→ **Data section**:

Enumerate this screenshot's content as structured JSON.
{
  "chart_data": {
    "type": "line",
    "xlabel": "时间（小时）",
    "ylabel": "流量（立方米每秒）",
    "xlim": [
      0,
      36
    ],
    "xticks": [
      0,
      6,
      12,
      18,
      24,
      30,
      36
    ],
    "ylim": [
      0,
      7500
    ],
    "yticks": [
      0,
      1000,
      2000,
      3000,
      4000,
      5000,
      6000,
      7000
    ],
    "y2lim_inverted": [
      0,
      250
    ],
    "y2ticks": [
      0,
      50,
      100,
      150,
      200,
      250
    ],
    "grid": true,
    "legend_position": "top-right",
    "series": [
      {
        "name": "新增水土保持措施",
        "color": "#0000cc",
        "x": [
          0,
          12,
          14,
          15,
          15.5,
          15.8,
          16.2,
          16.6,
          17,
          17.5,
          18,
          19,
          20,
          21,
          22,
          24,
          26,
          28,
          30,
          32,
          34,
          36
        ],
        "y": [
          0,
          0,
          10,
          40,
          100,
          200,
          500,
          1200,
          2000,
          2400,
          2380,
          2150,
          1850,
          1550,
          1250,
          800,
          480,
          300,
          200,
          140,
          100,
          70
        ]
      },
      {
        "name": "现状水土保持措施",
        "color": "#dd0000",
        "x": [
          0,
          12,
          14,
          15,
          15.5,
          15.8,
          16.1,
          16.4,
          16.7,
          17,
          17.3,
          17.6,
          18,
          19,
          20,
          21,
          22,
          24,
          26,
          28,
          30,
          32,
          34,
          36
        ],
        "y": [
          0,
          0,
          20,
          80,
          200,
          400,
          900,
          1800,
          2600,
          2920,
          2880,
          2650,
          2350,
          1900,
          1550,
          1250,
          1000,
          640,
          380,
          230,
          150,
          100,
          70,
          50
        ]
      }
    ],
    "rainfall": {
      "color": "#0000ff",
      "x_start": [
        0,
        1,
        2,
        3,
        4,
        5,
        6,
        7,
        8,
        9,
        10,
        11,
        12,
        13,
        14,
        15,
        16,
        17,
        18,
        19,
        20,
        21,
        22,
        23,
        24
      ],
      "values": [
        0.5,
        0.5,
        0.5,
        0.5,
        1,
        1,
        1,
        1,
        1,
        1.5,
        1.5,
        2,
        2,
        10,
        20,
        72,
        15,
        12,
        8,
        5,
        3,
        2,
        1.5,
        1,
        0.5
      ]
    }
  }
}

→ **What the task asks**: Recopy the whole listing exactly.

→ **Task output**:
Enumerate this screenshot's content as structured JSON.
{
  "chart_data": {
    "type": "line",
    "xlabel": "时间（小时）",
    "ylabel": "流量（立方米每秒）",
    "xlim": [
      0,
      36
    ],
    "xticks": [
      0,
      6,
      12,
      18,
      24,
      30,
      36
    ],
    "ylim": [
      0,
      7500
    ],
    "yticks": [
      0,
      1000,
      2000,
      3000,
      4000,
      5000,
      6000,
      7000
    ],
    "y2lim_inverted": [
      0,
      250
    ],
    "y2ticks": [
      0,
      50,
      100,
      150,
      200,
      250
    ],
    "grid": true,
    "legend_position": "top-right",
    "series": [
      {
        "name": "新增水土保持措施",
        "color": "#0000cc",
        "x": [
          0,
          12,
          14,
          15,
          15.5,
          15.8,
          16.2,
          16.6,
          17,
          17.5,
          18,
          19,
          20,
          21,
          22,
          24,
          26,
          28,
          30,
          32,
          34,
          36
        ],
        "y": [
          0,
          0,
          10,
          40,
          100,
          200,
          500,
          1200,
          2000,
          2400,
          2380,
          2150,
          1850,
          1550,
          1250,
          800,
          480,
          300,
          200,
          140,
          100,
          70
        ]
      },
      {
        "name": "现状水土保持措施",
        "color": "#dd0000",
        "x": [
          0,
          12,
          14,
          15,
          15.5,
          15.8,
          16.1,
          16.4,
          16.7,
          17,
          17.3,
          17.6,
          18,
          19,
          20,
          21,
          22,
          24,
          26,
          28,
          30,
          32,
          34,
          36
        ],
        "y": [
          0,
          0,
          20,
          80,
          200,
          400,
          900,
          1800,
          2600,
          2920,
          2880,
          2650,
          2350,
          1900,
          1550,
          1250,
          1000,
          640,
          380,
          230,
          150,
          100,
          70,
          50
        ]
      }
    ],
    "rainfall": {
      "color": "#0000ff",
      "x_start": [
        0,
        1,
        2,
        3,
        4,
        5,
        6,
        7,
        8,
        9,
        10,
        11,
        12,
        13,
        14,
        15,
        16,
        17,
        18,
        19,
        20,
        21,
        22,
        23,
        24
      ],
      "values": [
        0.5,
        0.5,
        0.5,
        0.5,
        1,
        1,
        1,
        1,
        1,
        1.5,
        1.5,
        2,
        2,
        10,
        20,
        72,
        15,
        12,
        8,
        5,
        3,
        2,
        1.5,
        1,
        0.5
      ]
    }
  }
}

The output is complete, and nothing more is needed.